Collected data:

········

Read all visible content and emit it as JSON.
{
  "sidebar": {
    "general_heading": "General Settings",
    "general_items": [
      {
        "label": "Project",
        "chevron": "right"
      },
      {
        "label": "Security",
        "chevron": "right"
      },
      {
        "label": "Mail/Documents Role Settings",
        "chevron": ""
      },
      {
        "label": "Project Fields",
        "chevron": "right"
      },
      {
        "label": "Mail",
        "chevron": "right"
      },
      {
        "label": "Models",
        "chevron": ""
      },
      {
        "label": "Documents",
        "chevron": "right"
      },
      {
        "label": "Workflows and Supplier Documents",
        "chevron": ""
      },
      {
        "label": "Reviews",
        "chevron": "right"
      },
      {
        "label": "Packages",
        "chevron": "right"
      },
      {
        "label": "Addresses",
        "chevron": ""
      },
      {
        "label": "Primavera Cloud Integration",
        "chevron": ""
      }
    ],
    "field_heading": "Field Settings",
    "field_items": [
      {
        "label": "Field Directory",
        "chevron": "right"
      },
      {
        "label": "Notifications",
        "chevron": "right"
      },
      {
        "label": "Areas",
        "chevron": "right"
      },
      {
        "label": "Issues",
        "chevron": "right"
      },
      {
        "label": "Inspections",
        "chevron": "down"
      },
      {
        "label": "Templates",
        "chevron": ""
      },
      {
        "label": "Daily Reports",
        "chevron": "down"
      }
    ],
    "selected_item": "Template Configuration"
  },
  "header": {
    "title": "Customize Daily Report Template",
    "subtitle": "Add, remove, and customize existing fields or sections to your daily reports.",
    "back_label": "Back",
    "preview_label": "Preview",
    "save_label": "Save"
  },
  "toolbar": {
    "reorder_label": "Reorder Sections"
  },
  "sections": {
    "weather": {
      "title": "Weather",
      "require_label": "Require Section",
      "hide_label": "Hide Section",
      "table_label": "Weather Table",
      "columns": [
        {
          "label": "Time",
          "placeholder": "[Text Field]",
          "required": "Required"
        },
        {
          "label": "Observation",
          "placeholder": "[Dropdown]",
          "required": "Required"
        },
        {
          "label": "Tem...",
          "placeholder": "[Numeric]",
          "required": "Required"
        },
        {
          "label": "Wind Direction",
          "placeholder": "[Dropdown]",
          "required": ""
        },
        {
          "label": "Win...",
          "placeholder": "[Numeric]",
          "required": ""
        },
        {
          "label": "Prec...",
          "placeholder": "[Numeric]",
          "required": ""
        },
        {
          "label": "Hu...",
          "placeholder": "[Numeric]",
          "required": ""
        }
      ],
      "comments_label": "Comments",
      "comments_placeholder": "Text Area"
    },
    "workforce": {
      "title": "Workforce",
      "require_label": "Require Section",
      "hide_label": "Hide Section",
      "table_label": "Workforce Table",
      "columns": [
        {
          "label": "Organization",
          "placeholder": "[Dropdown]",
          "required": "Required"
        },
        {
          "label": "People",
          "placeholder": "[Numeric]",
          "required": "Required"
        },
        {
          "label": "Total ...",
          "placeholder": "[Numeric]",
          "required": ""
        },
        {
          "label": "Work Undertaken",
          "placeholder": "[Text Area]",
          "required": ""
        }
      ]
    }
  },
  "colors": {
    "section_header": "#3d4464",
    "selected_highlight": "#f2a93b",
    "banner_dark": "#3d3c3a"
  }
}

········

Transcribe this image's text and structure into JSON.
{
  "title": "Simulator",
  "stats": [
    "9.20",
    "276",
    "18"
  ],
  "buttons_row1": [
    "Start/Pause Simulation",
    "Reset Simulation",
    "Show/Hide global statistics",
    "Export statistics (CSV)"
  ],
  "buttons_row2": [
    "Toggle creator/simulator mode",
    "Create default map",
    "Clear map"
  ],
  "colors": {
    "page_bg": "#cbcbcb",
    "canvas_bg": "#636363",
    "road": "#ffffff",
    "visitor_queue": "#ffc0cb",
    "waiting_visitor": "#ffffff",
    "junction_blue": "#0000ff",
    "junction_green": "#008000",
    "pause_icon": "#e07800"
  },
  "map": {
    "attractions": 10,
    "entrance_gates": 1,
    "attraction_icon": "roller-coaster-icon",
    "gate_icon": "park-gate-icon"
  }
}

········

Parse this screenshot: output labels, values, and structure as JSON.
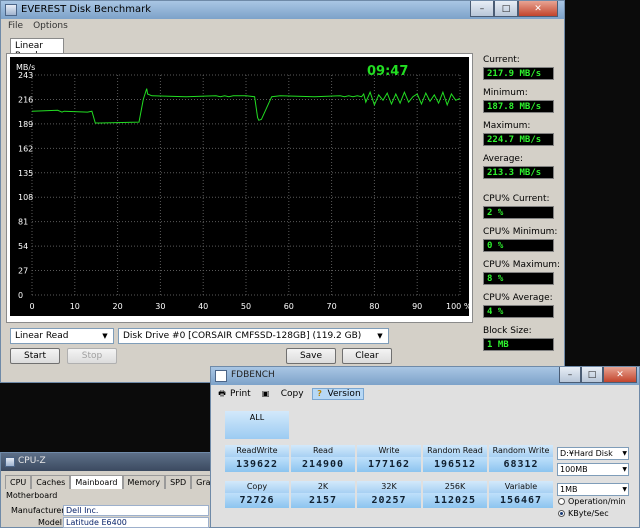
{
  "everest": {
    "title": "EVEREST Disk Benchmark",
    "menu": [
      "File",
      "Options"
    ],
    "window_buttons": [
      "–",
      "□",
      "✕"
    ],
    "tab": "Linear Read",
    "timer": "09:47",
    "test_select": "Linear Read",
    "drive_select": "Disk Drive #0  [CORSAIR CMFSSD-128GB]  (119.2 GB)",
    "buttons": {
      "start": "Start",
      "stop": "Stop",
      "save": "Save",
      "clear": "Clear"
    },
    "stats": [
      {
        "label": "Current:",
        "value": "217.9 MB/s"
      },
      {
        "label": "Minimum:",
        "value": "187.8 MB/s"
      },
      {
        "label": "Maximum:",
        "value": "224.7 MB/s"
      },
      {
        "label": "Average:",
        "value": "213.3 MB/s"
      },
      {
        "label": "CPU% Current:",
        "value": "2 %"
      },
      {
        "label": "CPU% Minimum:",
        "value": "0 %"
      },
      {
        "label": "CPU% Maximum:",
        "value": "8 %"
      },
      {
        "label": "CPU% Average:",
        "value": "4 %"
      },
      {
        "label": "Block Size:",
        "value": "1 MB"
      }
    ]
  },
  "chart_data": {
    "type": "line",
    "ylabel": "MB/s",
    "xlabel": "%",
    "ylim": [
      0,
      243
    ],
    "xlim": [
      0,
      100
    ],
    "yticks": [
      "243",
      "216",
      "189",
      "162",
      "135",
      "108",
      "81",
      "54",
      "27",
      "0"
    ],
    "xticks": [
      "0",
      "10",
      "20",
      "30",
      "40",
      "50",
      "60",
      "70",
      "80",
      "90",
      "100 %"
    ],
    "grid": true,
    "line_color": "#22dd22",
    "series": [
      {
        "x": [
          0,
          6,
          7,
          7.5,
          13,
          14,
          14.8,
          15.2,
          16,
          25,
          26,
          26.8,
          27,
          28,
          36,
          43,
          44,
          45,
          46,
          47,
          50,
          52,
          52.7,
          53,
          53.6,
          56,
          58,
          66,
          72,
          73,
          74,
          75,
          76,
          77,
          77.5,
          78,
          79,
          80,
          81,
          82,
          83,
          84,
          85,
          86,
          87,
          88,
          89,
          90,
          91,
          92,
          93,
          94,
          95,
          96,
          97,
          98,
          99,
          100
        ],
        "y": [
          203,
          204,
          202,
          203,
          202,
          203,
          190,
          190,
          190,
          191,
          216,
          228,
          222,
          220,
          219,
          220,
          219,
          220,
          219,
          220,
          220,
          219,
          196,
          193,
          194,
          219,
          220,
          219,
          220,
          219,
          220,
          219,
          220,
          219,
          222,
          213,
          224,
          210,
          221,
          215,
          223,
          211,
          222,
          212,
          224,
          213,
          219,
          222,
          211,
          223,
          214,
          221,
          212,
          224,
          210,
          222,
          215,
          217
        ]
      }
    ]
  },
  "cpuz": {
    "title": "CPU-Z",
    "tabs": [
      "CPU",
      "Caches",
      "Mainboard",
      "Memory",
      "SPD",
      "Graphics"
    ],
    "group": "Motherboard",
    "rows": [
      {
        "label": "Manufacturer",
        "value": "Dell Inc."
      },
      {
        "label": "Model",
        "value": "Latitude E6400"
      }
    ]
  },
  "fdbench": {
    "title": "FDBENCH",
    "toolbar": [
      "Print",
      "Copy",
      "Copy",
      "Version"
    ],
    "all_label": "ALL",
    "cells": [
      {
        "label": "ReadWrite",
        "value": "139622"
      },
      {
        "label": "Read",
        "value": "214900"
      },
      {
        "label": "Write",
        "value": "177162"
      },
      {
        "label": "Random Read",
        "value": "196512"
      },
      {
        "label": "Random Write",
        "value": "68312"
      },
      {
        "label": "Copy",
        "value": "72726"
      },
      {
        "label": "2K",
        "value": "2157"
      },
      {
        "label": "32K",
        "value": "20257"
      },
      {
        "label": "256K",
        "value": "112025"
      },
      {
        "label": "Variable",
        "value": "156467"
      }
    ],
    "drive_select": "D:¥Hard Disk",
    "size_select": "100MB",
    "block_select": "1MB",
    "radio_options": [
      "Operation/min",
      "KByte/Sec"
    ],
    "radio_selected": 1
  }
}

········

- _EXERCISE DIRECTIONS_
Of the lines in the listing, how many hold the word "Settings"? Nothing but the number is needed.

- _TASK RESPONSE_
3